Task goal
Your job is to retype all of the data word for word, leaving every image out.

Dataset records
[start]

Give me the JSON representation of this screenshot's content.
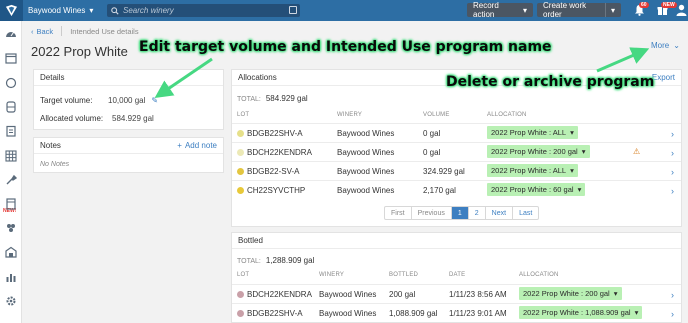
{
  "topbar": {
    "winery": "Baywood Wines",
    "search_placeholder": "Search winery",
    "record_action": "Record action",
    "create_work_order": "Create work order",
    "notif_badge": "60",
    "new_badge": "NEW"
  },
  "sidebar": {
    "new_label": "NEW!"
  },
  "breadcrumb": {
    "back": "Back",
    "current": "Intended Use details"
  },
  "page": {
    "title": "2022 Prop White",
    "more": "More"
  },
  "annotations": {
    "edit": "Edit target volume and Intended Use program name",
    "delete": "Delete or archive program"
  },
  "details": {
    "header": "Details",
    "target_label": "Target volume:",
    "target_value": "10,000 gal",
    "allocated_label": "Allocated volume:",
    "allocated_value": "584.929 gal"
  },
  "notes": {
    "header": "Notes",
    "add": "Add note",
    "empty": "No Notes"
  },
  "allocations": {
    "header": "Allocations",
    "export": "Export",
    "total_label": "TOTAL:",
    "total_value": "584.929 gal",
    "columns": [
      "LOT",
      "WINERY",
      "VOLUME",
      "ALLOCATION"
    ],
    "rows": [
      {
        "lot": "BDGB22SHV-A",
        "winery": "Baywood Wines",
        "volume": "0 gal",
        "allocation": "2022 Prop White : ALL",
        "dot": "#e6e08a"
      },
      {
        "lot": "BDCH22KENDRA",
        "winery": "Baywood Wines",
        "volume": "0 gal",
        "allocation": "2022 Prop White : 200 gal",
        "dot": "#ece9b6"
      },
      {
        "lot": "BDGB22-SV-A",
        "winery": "Baywood Wines",
        "volume": "324.929 gal",
        "allocation": "2022 Prop White : ALL",
        "dot": "#e3c640"
      },
      {
        "lot": "CH22SYVCTHP",
        "winery": "Baywood Wines",
        "volume": "2,170 gal",
        "allocation": "2022 Prop White : 60 gal",
        "dot": "#e8c93a"
      }
    ],
    "pagination": {
      "first": "First",
      "prev": "Previous",
      "p1": "1",
      "p2": "2",
      "next": "Next",
      "last": "Last"
    }
  },
  "bottled": {
    "header": "Bottled",
    "total_label": "TOTAL:",
    "total_value": "1,288.909 gal",
    "columns": [
      "LOT",
      "WINERY",
      "BOTTLED",
      "DATE",
      "ALLOCATION"
    ],
    "rows": [
      {
        "lot": "BDCH22KENDRA",
        "winery": "Baywood Wines",
        "bottled": "200 gal",
        "date": "1/11/23 8:56 AM",
        "allocation": "2022 Prop White : 200 gal",
        "dot": "#c9a0a8"
      },
      {
        "lot": "BDGB22SHV-A",
        "winery": "Baywood Wines",
        "bottled": "1,088.909 gal",
        "date": "1/11/23 9:01 AM",
        "allocation": "2022 Prop White : 1,088.909 gal",
        "dot": "#c9a0a8"
      }
    ]
  },
  "colors": {
    "brand": "#2d6ea4",
    "link": "#3d7fc1",
    "pill": "#b9f0b4",
    "annotation_glow": "#39e07a"
  }
}
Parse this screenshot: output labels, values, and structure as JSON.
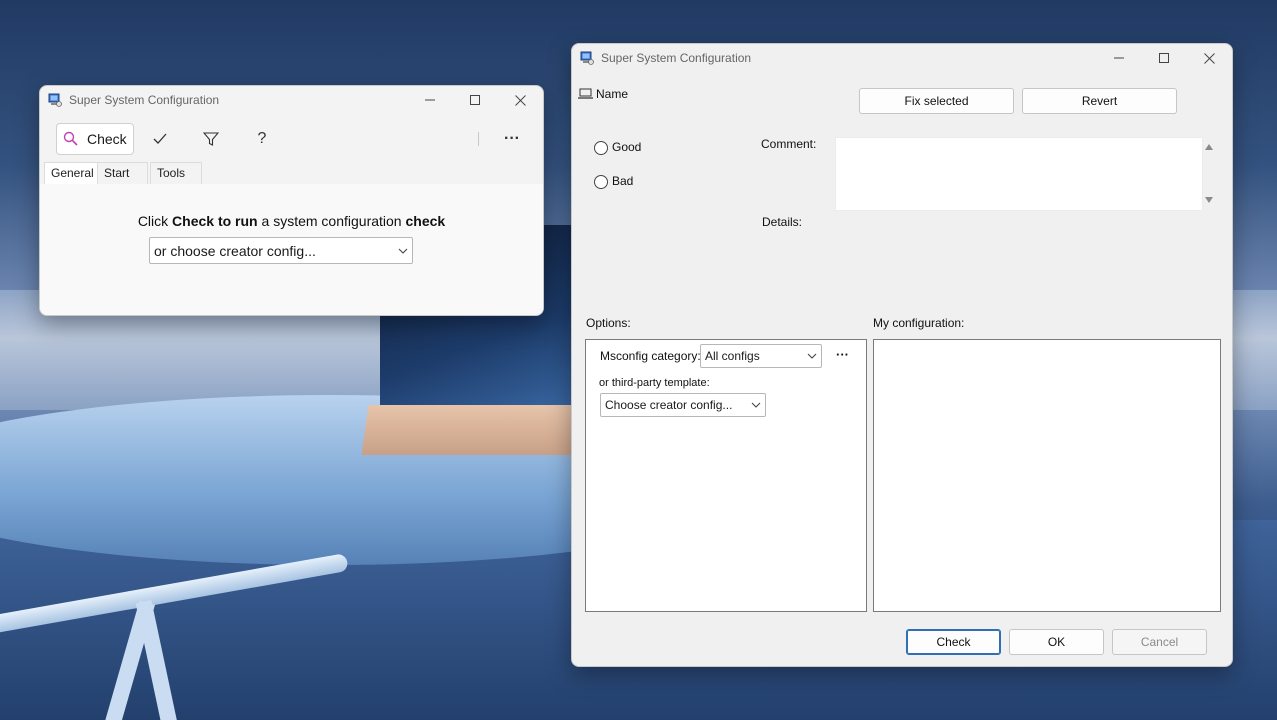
{
  "small_window": {
    "title": "Super System Configuration",
    "toolbar": {
      "check_label": "Check",
      "check_icon": "magnifier-icon",
      "accept_icon": "checkmark-icon",
      "filter_icon": "filter-icon",
      "help_label": "?",
      "more_label": "···"
    },
    "tabs": [
      {
        "label": "General",
        "active": true
      },
      {
        "label": "Start",
        "active": false
      },
      {
        "label": "Tools",
        "active": false
      }
    ],
    "instruction": {
      "part1": "Click ",
      "bold1": "Check to run",
      "part2": " a system configuration ",
      "bold2": "check"
    },
    "creator_select": {
      "value": "or choose creator config..."
    }
  },
  "big_window": {
    "title": "Super System Configuration",
    "name_label": "Name",
    "fix_selected_label": "Fix selected",
    "revert_label": "Revert",
    "good_label": "Good",
    "bad_label": "Bad",
    "comment_label": "Comment:",
    "details_label": "Details:",
    "options_label": "Options:",
    "my_configuration_label": "My configuration:",
    "msconfig_category_label": "Msconfig category:",
    "msconfig_category_value": "All configs",
    "more_label": "···",
    "third_party_label": "or third-party template:",
    "template_value": "Choose creator config...",
    "check_button": "Check",
    "ok_button": "OK",
    "cancel_button": "Cancel"
  },
  "colors": {
    "accent": "#2f6fb5",
    "magnifier": "#c23fb4"
  }
}
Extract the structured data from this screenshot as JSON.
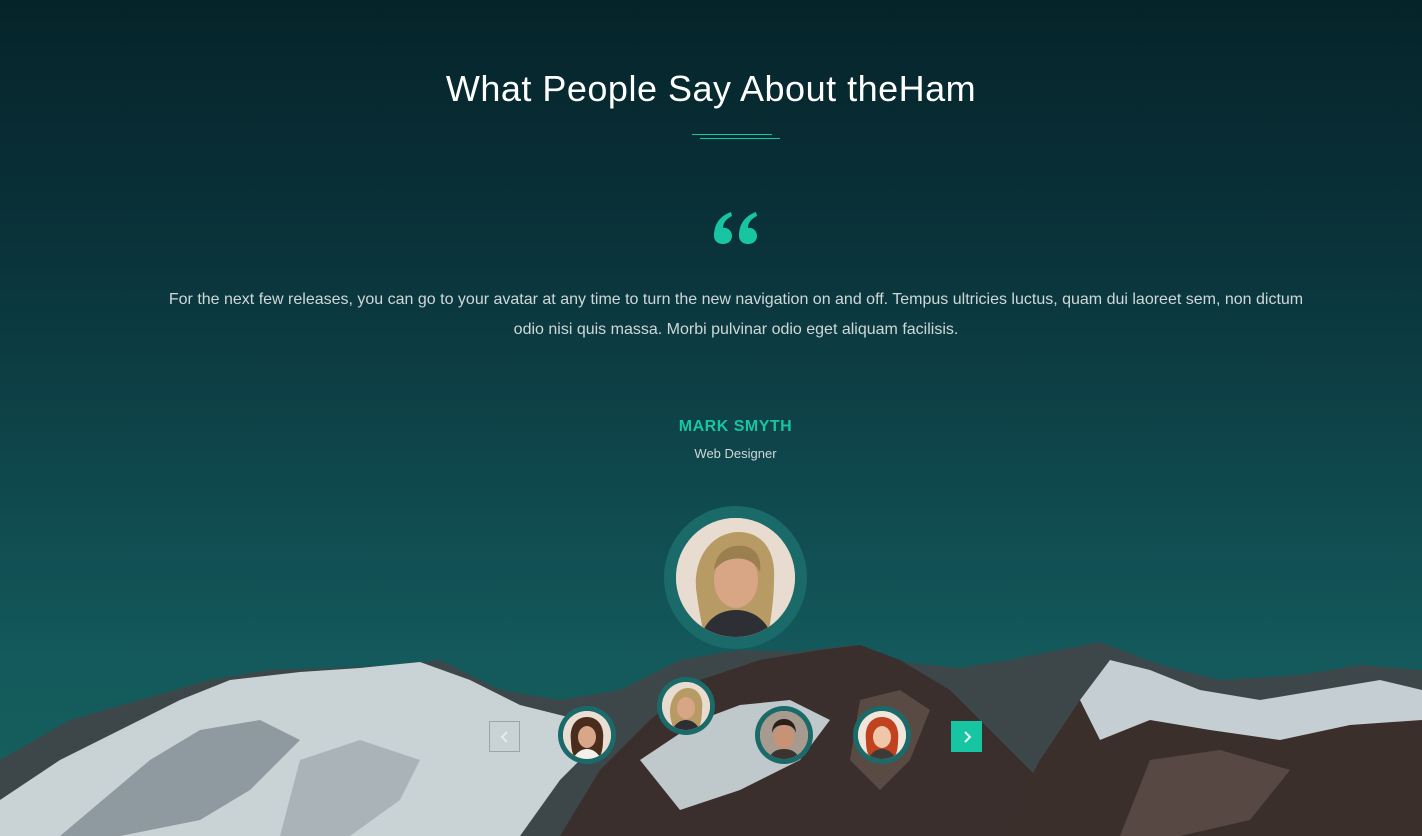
{
  "section": {
    "title": "What People Say About theHam",
    "quote": "For the next few releases, you can go to your avatar at any time to turn the new navigation on and off. Tempus ultricies luctus, quam dui laoreet sem, non dictum odio nisi quis massa. Morbi pulvinar odio eget aliquam facilisis."
  },
  "author": {
    "name": "MARK SMYTH",
    "role": "Web Designer"
  },
  "carousel": {
    "prev_icon": "chevron-left-icon",
    "next_icon": "chevron-right-icon",
    "thumbnails": [
      {
        "name": "thumb-woman-brunette"
      },
      {
        "name": "thumb-man-blond",
        "active": true
      },
      {
        "name": "thumb-man-dark"
      },
      {
        "name": "thumb-woman-redhead"
      }
    ]
  },
  "colors": {
    "accent": "#18c5a2",
    "ring": "#1b6a6a",
    "background": "#0b3034"
  }
}
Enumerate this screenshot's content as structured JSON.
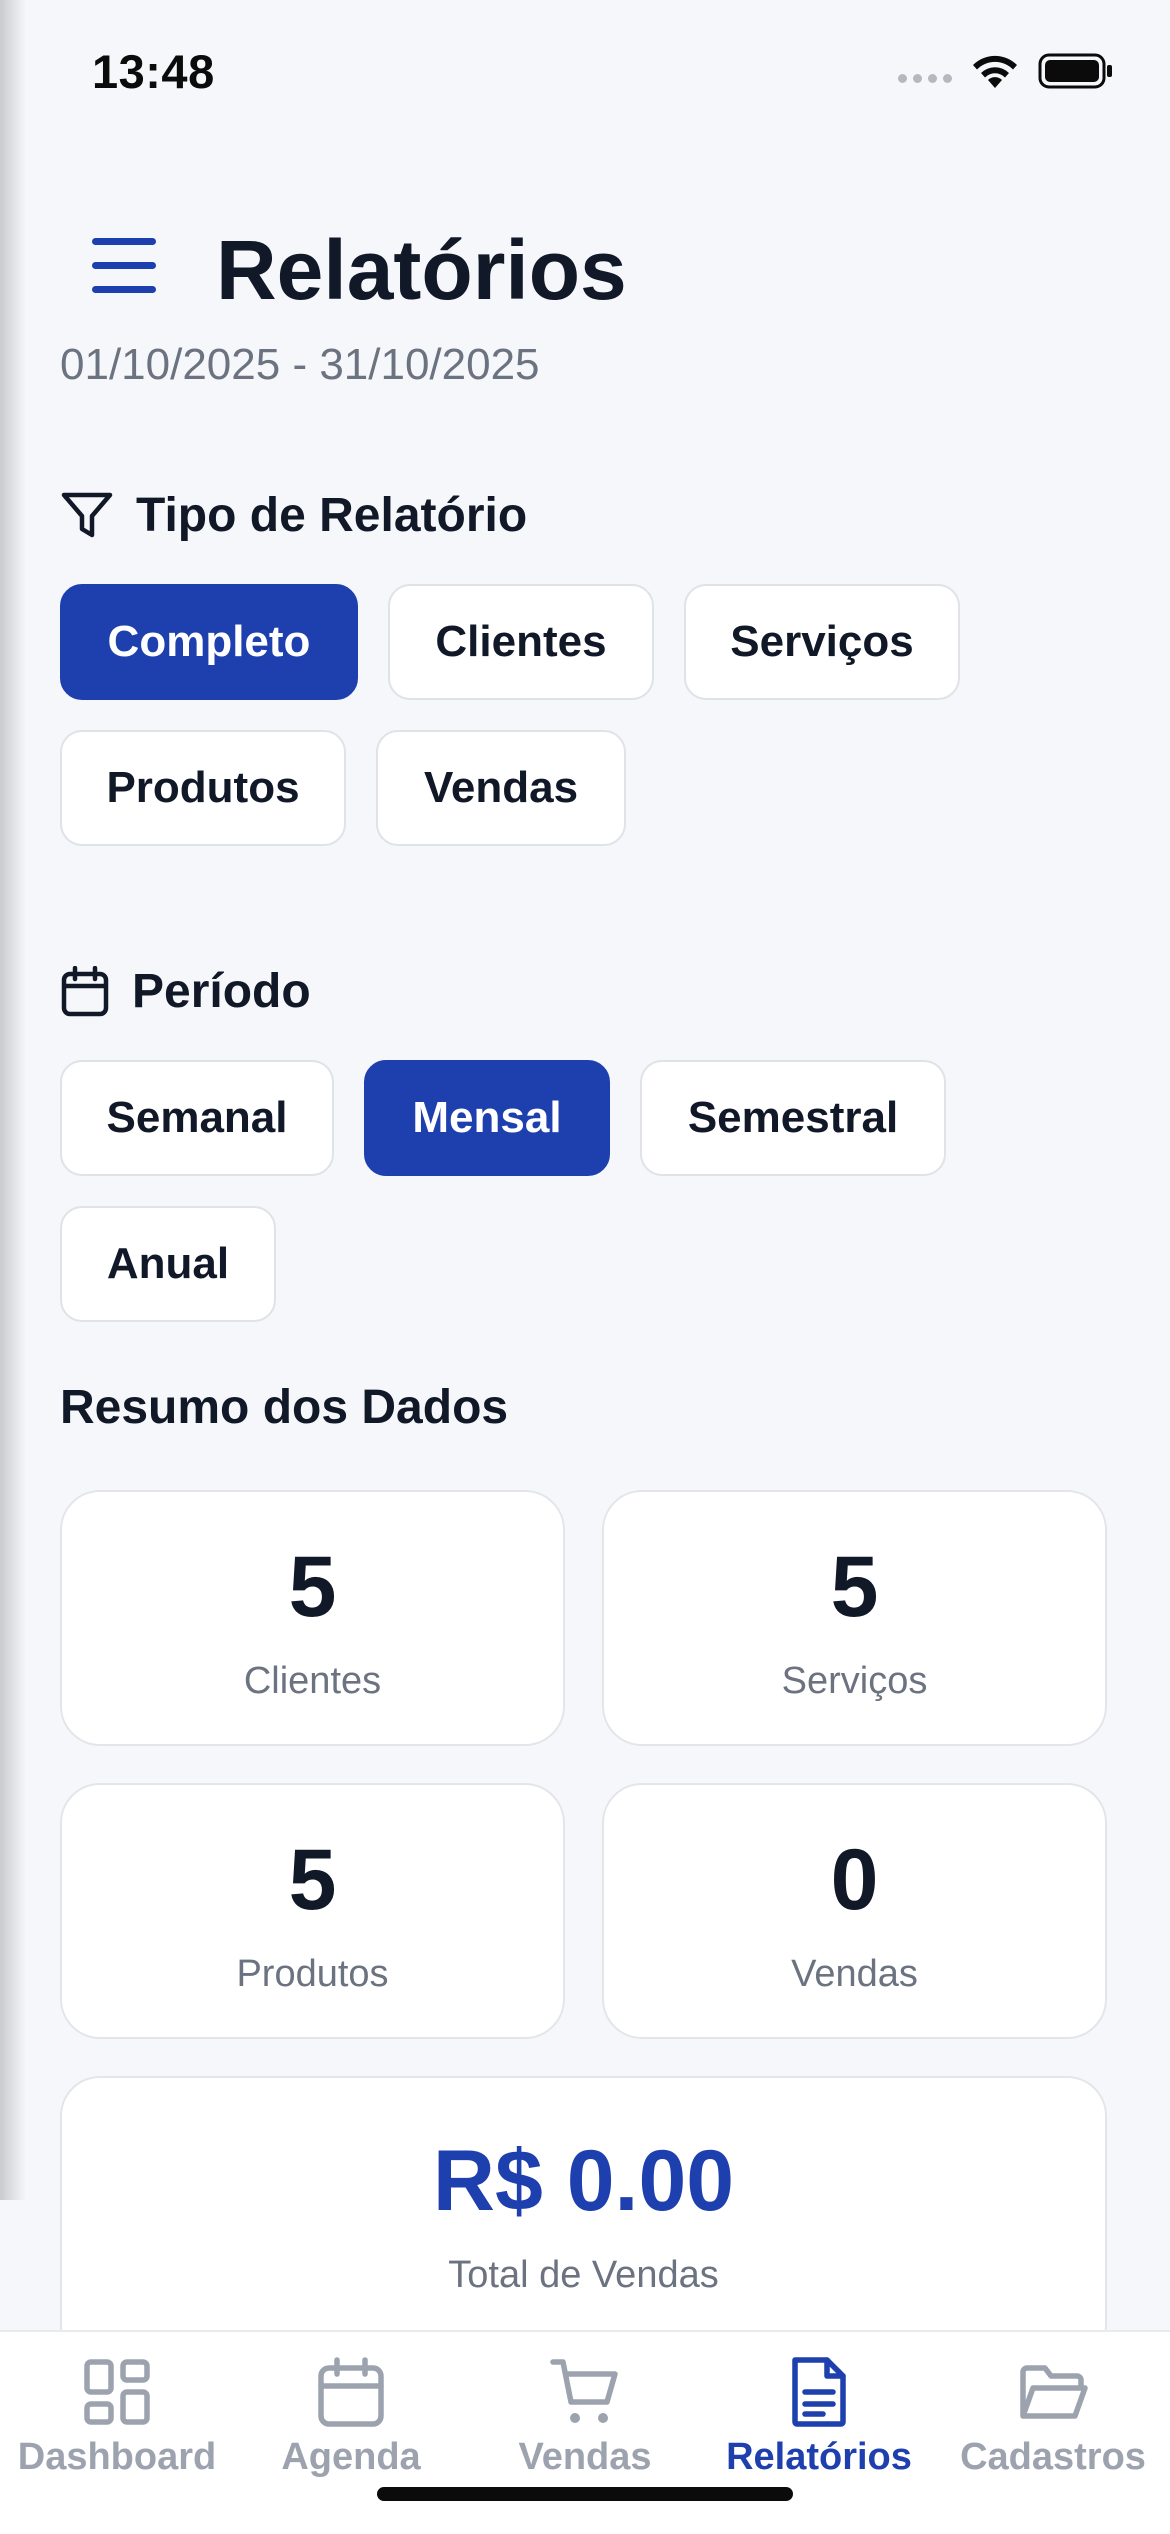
{
  "status_bar": {
    "time": "13:48"
  },
  "header": {
    "title": "Relatórios",
    "date_range": "01/10/2025 - 31/10/2025"
  },
  "report_type": {
    "title": "Tipo de Relatório",
    "options": [
      "Completo",
      "Clientes",
      "Serviços",
      "Produtos",
      "Vendas"
    ],
    "selected": "Completo"
  },
  "period": {
    "title": "Período",
    "options": [
      "Semanal",
      "Mensal",
      "Semestral",
      "Anual"
    ],
    "selected": "Mensal"
  },
  "summary": {
    "title": "Resumo dos Dados",
    "cards": [
      {
        "value": "5",
        "label": "Clientes"
      },
      {
        "value": "5",
        "label": "Serviços"
      },
      {
        "value": "5",
        "label": "Produtos"
      },
      {
        "value": "0",
        "label": "Vendas"
      }
    ],
    "total": {
      "value": "R$ 0.00",
      "label": "Total de Vendas"
    }
  },
  "tab_bar": {
    "items": [
      {
        "label": "Dashboard",
        "icon": "dashboard-grid-icon"
      },
      {
        "label": "Agenda",
        "icon": "calendar-icon"
      },
      {
        "label": "Vendas",
        "icon": "cart-icon"
      },
      {
        "label": "Relatórios",
        "icon": "document-icon"
      },
      {
        "label": "Cadastros",
        "icon": "folder-icon"
      }
    ],
    "active": "Relatórios"
  },
  "colors": {
    "accent": "#1e3fae",
    "muted": "#9ca3af",
    "background": "#f6f7fa"
  }
}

[end]

The result
Give me the JSON representation of this screenshot's content.
{
  "topbar": {
    "winery": "Baywood Wines",
    "search_placeholder": "Search winery",
    "record_action": "Record action",
    "create_work_order": "Create work order",
    "notif_badge": "60",
    "new_badge": "NEW"
  },
  "sidebar": {
    "new_label": "NEW!"
  },
  "breadcrumb": {
    "back": "Back",
    "current": "Intended Use details"
  },
  "page": {
    "title": "2022 Prop White",
    "more": "More"
  },
  "annotations": {
    "edit": "Edit target volume and Intended Use program name",
    "delete": "Delete or archive program"
  },
  "details": {
    "header": "Details",
    "target_label": "Target volume:",
    "target_value": "10,000 gal",
    "allocated_label": "Allocated volume:",
    "allocated_value": "584.929 gal"
  },
  "notes": {
    "header": "Notes",
    "add": "Add note",
    "empty": "No Notes"
  },
  "allocations": {
    "header": "Allocations",
    "export": "Export",
    "total_label": "TOTAL:",
    "total_value": "584.929 gal",
    "columns": [
      "LOT",
      "WINERY",
      "VOLUME",
      "ALLOCATION"
    ],
    "rows": [
      {
        "lot": "BDGB22SHV-A",
        "winery": "Baywood Wines",
        "volume": "0 gal",
        "allocation": "2022 Prop White : ALL",
        "dot": "#e6e08a"
      },
      {
        "lot": "BDCH22KENDRA",
        "winery": "Baywood Wines",
        "volume": "0 gal",
        "allocation": "2022 Prop White : 200 gal",
        "dot": "#ece9b6"
      },
      {
        "lot": "BDGB22-SV-A",
        "winery": "Baywood Wines",
        "volume": "324.929 gal",
        "allocation": "2022 Prop White : ALL",
        "dot": "#e3c640"
      },
      {
        "lot": "CH22SYVCTHP",
        "winery": "Baywood Wines",
        "volume": "2,170 gal",
        "allocation": "2022 Prop White : 60 gal",
        "dot": "#e8c93a"
      }
    ],
    "pagination": {
      "first": "First",
      "prev": "Previous",
      "p1": "1",
      "p2": "2",
      "next": "Next",
      "last": "Last"
    }
  },
  "bottled": {
    "header": "Bottled",
    "total_label": "TOTAL:",
    "total_value": "1,288.909 gal",
    "columns": [
      "LOT",
      "WINERY",
      "BOTTLED",
      "DATE",
      "ALLOCATION"
    ],
    "rows": [
      {
        "lot": "BDCH22KENDRA",
        "winery": "Baywood Wines",
        "bottled": "200 gal",
        "date": "1/11/23 8:56 AM",
        "allocation": "2022 Prop White : 200 gal",
        "dot": "#c9a0a8"
      },
      {
        "lot": "BDGB22SHV-A",
        "winery": "Baywood Wines",
        "bottled": "1,088.909 gal",
        "date": "1/11/23 9:01 AM",
        "allocation": "2022 Prop White : 1,088.909 gal",
        "dot": "#c9a0a8"
      }
    ]
  },
  "colors": {
    "brand": "#2d6ea4",
    "link": "#3d7fc1",
    "pill": "#b9f0b4",
    "annotation_glow": "#39e07a"
  }
}
Parse this screenshot: output labels, values, and structure as JSON.
{
  "small_window": {
    "title": "Super System Configuration",
    "toolbar": {
      "check_label": "Check",
      "check_icon": "magnifier-icon",
      "accept_icon": "checkmark-icon",
      "filter_icon": "filter-icon",
      "help_label": "?",
      "more_label": "···"
    },
    "tabs": [
      {
        "label": "General",
        "active": true
      },
      {
        "label": "Start",
        "active": false
      },
      {
        "label": "Tools",
        "active": false
      }
    ],
    "instruction": {
      "part1": "Click ",
      "bold1": "Check to run",
      "part2": " a system configuration ",
      "bold2": "check"
    },
    "creator_select": {
      "value": "or choose creator config..."
    }
  },
  "big_window": {
    "title": "Super System Configuration",
    "name_label": "Name",
    "fix_selected_label": "Fix selected",
    "revert_label": "Revert",
    "good_label": "Good",
    "bad_label": "Bad",
    "comment_label": "Comment:",
    "details_label": "Details:",
    "options_label": "Options:",
    "my_configuration_label": "My configuration:",
    "msconfig_category_label": "Msconfig category:",
    "msconfig_category_value": "All configs",
    "more_label": "···",
    "third_party_label": "or third-party template:",
    "template_value": "Choose creator config...",
    "check_button": "Check",
    "ok_button": "OK",
    "cancel_button": "Cancel"
  },
  "colors": {
    "accent": "#2f6fb5",
    "magnifier": "#c23fb4"
  }
}
Extract the structured data from this screenshot as JSON.
{
  "section": {
    "title": "What People Say About theHam",
    "quote": "For the next few releases, you can go to your avatar at any time to turn the new navigation on and off. Tempus ultricies luctus, quam dui laoreet sem, non dictum odio nisi quis massa. Morbi pulvinar odio eget aliquam facilisis."
  },
  "author": {
    "name": "MARK SMYTH",
    "role": "Web Designer"
  },
  "carousel": {
    "prev_icon": "chevron-left-icon",
    "next_icon": "chevron-right-icon",
    "thumbnails": [
      {
        "name": "thumb-woman-brunette"
      },
      {
        "name": "thumb-man-blond",
        "active": true
      },
      {
        "name": "thumb-man-dark"
      },
      {
        "name": "thumb-woman-redhead"
      }
    ]
  },
  "colors": {
    "accent": "#18c5a2",
    "ring": "#1b6a6a",
    "background": "#0b3034"
  }
}
Enumerate this screenshot's content as structured JSON.
{
  "status_bar": {
    "time": "13:48"
  },
  "header": {
    "title": "Relatórios",
    "date_range": "01/10/2025 - 31/10/2025"
  },
  "report_type": {
    "title": "Tipo de Relatório",
    "options": [
      "Completo",
      "Clientes",
      "Serviços",
      "Produtos",
      "Vendas"
    ],
    "selected": "Completo"
  },
  "period": {
    "title": "Período",
    "options": [
      "Semanal",
      "Mensal",
      "Semestral",
      "Anual"
    ],
    "selected": "Mensal"
  },
  "summary": {
    "title": "Resumo dos Dados",
    "cards": [
      {
        "value": "5",
        "label": "Clientes"
      },
      {
        "value": "5",
        "label": "Serviços"
      },
      {
        "value": "5",
        "label": "Produtos"
      },
      {
        "value": "0",
        "label": "Vendas"
      }
    ],
    "total": {
      "value": "R$ 0.00",
      "label": "Total de Vendas"
    }
  },
  "tab_bar": {
    "items": [
      {
        "label": "Dashboard",
        "icon": "dashboard-grid-icon"
      },
      {
        "label": "Agenda",
        "icon": "calendar-icon"
      },
      {
        "label": "Vendas",
        "icon": "cart-icon"
      },
      {
        "label": "Relatórios",
        "icon": "document-icon"
      },
      {
        "label": "Cadastros",
        "icon": "folder-icon"
      }
    ],
    "active": "Relatórios"
  },
  "colors": {
    "accent": "#1e3fae",
    "muted": "#9ca3af",
    "background": "#f6f7fa"
  }
}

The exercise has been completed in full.